What needs to be done –
Present the following entries again, word for word and in full.

***

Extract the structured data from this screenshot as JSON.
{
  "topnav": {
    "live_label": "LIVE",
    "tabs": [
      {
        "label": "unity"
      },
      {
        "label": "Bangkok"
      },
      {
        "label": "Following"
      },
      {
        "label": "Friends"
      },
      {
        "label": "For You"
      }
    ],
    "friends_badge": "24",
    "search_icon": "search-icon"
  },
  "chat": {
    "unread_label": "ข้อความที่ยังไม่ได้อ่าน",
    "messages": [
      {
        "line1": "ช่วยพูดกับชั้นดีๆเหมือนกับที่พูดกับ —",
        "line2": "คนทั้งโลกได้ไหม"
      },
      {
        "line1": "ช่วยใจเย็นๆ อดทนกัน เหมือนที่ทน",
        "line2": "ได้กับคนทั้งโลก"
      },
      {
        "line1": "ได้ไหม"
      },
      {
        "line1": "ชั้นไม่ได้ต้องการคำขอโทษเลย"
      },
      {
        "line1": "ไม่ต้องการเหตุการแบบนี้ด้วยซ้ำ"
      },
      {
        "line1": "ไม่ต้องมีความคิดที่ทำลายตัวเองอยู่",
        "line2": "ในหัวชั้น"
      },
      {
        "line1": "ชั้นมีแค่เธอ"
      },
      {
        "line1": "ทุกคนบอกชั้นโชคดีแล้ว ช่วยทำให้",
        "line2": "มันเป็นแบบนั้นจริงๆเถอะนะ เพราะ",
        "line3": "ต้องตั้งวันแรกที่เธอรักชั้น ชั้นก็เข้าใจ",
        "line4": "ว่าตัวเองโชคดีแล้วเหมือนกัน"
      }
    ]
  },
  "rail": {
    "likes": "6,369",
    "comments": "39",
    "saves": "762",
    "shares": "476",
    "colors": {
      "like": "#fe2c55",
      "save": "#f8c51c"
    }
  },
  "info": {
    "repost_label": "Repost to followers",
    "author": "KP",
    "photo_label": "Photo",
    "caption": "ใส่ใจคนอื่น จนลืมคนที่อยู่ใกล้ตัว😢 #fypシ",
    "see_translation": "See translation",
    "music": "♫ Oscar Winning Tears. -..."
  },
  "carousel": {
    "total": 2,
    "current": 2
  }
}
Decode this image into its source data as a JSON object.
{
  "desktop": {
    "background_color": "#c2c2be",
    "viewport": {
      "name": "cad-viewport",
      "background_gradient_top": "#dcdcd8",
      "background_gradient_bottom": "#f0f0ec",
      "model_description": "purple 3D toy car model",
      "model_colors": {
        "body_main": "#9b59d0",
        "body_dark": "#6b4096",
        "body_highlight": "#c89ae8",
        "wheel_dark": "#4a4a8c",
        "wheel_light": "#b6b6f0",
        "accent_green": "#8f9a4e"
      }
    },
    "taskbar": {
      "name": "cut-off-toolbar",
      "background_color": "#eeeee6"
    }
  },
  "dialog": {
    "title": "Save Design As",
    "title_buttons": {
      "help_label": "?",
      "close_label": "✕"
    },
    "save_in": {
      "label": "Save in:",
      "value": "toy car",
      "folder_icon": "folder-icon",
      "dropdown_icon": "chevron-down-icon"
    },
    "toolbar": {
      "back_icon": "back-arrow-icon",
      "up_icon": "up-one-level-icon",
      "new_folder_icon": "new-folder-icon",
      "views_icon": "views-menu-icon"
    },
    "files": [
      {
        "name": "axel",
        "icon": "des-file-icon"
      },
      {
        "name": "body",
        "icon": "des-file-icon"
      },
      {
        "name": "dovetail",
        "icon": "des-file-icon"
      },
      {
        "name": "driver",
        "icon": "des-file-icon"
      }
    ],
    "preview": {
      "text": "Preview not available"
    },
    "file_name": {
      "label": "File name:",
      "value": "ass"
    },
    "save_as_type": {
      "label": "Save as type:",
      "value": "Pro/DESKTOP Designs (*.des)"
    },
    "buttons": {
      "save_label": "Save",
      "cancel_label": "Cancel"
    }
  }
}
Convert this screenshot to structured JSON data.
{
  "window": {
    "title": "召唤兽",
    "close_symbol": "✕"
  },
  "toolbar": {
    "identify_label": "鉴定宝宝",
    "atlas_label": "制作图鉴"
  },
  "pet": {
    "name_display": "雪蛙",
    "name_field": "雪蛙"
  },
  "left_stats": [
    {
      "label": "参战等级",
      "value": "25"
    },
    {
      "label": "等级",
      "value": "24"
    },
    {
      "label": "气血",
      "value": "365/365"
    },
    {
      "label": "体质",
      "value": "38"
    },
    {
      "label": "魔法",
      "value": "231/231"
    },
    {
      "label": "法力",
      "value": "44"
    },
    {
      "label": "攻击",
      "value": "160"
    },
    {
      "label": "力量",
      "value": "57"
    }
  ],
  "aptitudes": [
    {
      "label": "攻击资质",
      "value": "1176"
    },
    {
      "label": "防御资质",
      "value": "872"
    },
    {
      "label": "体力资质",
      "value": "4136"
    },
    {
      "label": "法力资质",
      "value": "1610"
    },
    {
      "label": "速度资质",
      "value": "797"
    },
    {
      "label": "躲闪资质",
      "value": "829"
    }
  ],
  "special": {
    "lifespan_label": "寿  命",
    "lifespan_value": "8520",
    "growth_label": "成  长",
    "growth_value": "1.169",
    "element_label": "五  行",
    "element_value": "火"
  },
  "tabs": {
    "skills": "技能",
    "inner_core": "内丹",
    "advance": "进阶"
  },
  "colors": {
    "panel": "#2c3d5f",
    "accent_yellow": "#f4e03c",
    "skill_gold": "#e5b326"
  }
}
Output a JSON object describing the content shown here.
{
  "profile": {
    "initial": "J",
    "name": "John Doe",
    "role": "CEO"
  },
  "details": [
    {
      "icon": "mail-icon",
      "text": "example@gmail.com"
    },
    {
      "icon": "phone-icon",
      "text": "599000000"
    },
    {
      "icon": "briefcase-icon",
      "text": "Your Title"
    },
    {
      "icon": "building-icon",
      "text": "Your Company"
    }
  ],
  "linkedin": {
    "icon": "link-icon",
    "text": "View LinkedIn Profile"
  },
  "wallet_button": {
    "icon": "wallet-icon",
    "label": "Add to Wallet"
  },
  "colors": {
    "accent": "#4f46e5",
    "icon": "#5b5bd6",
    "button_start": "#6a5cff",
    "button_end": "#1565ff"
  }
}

***

Final answer –
Extract the structured data from this screenshot as JSON.
{
  "topnav": {
    "live_label": "LIVE",
    "tabs": [
      {
        "label": "unity"
      },
      {
        "label": "Bangkok"
      },
      {
        "label": "Following"
      },
      {
        "label": "Friends"
      },
      {
        "label": "For You"
      }
    ],
    "friends_badge": "24",
    "search_icon": "search-icon"
  },
  "chat": {
    "unread_label": "ข้อความที่ยังไม่ได้อ่าน",
    "messages": [
      {
        "line1": "ช่วยพูดกับชั้นดีๆเหมือนกับที่พูดกับ —",
        "line2": "คนทั้งโลกได้ไหม"
      },
      {
        "line1": "ช่วยใจเย็นๆ อดทนกัน เหมือนที่ทน",
        "line2": "ได้กับคนทั้งโลก"
      },
      {
        "line1": "ได้ไหม"
      },
      {
        "line1": "ชั้นไม่ได้ต้องการคำขอโทษเลย"
      },
      {
        "line1": "ไม่ต้องการเหตุการแบบนี้ด้วยซ้ำ"
      },
      {
        "line1": "ไม่ต้องมีความคิดที่ทำลายตัวเองอยู่",
        "line2": "ในหัวชั้น"
      },
      {
        "line1": "ชั้นมีแค่เธอ"
      },
      {
        "line1": "ทุกคนบอกชั้นโชคดีแล้ว ช่วยทำให้",
        "line2": "มันเป็นแบบนั้นจริงๆเถอะนะ เพราะ",
        "line3": "ต้องตั้งวันแรกที่เธอรักชั้น ชั้นก็เข้าใจ",
        "line4": "ว่าตัวเองโชคดีแล้วเหมือนกัน"
      }
    ]
  },
  "rail": {
    "likes": "6,369",
    "comments": "39",
    "saves": "762",
    "shares": "476",
    "colors": {
      "like": "#fe2c55",
      "save": "#f8c51c"
    }
  },
  "info": {
    "repost_label": "Repost to followers",
    "author": "KP",
    "photo_label": "Photo",
    "caption": "ใส่ใจคนอื่น จนลืมคนที่อยู่ใกล้ตัว😢 #fypシ",
    "see_translation": "See translation",
    "music": "♫ Oscar Winning Tears. -..."
  },
  "carousel": {
    "total": 2,
    "current": 2
  }
}
Decode this image into its source data as a JSON object.
{
  "desktop": {
    "background_color": "#c2c2be",
    "viewport": {
      "name": "cad-viewport",
      "background_gradient_top": "#dcdcd8",
      "background_gradient_bottom": "#f0f0ec",
      "model_description": "purple 3D toy car model",
      "model_colors": {
        "body_main": "#9b59d0",
        "body_dark": "#6b4096",
        "body_highlight": "#c89ae8",
        "wheel_dark": "#4a4a8c",
        "wheel_light": "#b6b6f0",
        "accent_green": "#8f9a4e"
      }
    },
    "taskbar": {
      "name": "cut-off-toolbar",
      "background_color": "#eeeee6"
    }
  },
  "dialog": {
    "title": "Save Design As",
    "title_buttons": {
      "help_label": "?",
      "close_label": "✕"
    },
    "save_in": {
      "label": "Save in:",
      "value": "toy car",
      "folder_icon": "folder-icon",
      "dropdown_icon": "chevron-down-icon"
    },
    "toolbar": {
      "back_icon": "back-arrow-icon",
      "up_icon": "up-one-level-icon",
      "new_folder_icon": "new-folder-icon",
      "views_icon": "views-menu-icon"
    },
    "files": [
      {
        "name": "axel",
        "icon": "des-file-icon"
      },
      {
        "name": "body",
        "icon": "des-file-icon"
      },
      {
        "name": "dovetail",
        "icon": "des-file-icon"
      },
      {
        "name": "driver",
        "icon": "des-file-icon"
      }
    ],
    "preview": {
      "text": "Preview not available"
    },
    "file_name": {
      "label": "File name:",
      "value": "ass"
    },
    "save_as_type": {
      "label": "Save as type:",
      "value": "Pro/DESKTOP Designs (*.des)"
    },
    "buttons": {
      "save_label": "Save",
      "cancel_label": "Cancel"
    }
  }
}
Convert this screenshot to structured JSON data.
{
  "window": {
    "title": "召唤兽",
    "close_symbol": "✕"
  },
  "toolbar": {
    "identify_label": "鉴定宝宝",
    "atlas_label": "制作图鉴"
  },
  "pet": {
    "name_display": "雪蛙",
    "name_field": "雪蛙"
  },
  "left_stats": [
    {
      "label": "参战等级",
      "value": "25"
    },
    {
      "label": "等级",
      "value": "24"
    },
    {
      "label": "气血",
      "value": "365/365"
    },
    {
      "label": "体质",
      "value": "38"
    },
    {
      "label": "魔法",
      "value": "231/231"
    },
    {
      "label": "法力",
      "value": "44"
    },
    {
      "label": "攻击",
      "value": "160"
    },
    {
      "label": "力量",
      "value": "57"
    }
  ],
  "aptitudes": [
    {
      "label": "攻击资质",
      "value": "1176"
    },
    {
      "label": "防御资质",
      "value": "872"
    },
    {
      "label": "体力资质",
      "value": "4136"
    },
    {
      "label": "法力资质",
      "value": "1610"
    },
    {
      "label": "速度资质",
      "value": "797"
    },
    {
      "label": "躲闪资质",
      "value": "829"
    }
  ],
  "special": {
    "lifespan_label": "寿  命",
    "lifespan_value": "8520",
    "growth_label": "成  长",
    "growth_value": "1.169",
    "element_label": "五  行",
    "element_value": "火"
  },
  "tabs": {
    "skills": "技能",
    "inner_core": "内丹",
    "advance": "进阶"
  },
  "colors": {
    "panel": "#2c3d5f",
    "accent_yellow": "#f4e03c",
    "skill_gold": "#e5b326"
  }
}
Output a JSON object describing the content shown here.
{
  "profile": {
    "initial": "J",
    "name": "John Doe",
    "role": "CEO"
  },
  "details": [
    {
      "icon": "mail-icon",
      "text": "example@gmail.com"
    },
    {
      "icon": "phone-icon",
      "text": "599000000"
    },
    {
      "icon": "briefcase-icon",
      "text": "Your Title"
    },
    {
      "icon": "building-icon",
      "text": "Your Company"
    }
  ],
  "linkedin": {
    "icon": "link-icon",
    "text": "View LinkedIn Profile"
  },
  "wallet_button": {
    "icon": "wallet-icon",
    "label": "Add to Wallet"
  },
  "colors": {
    "accent": "#4f46e5",
    "icon": "#5b5bd6",
    "button_start": "#6a5cff",
    "button_end": "#1565ff"
  }
}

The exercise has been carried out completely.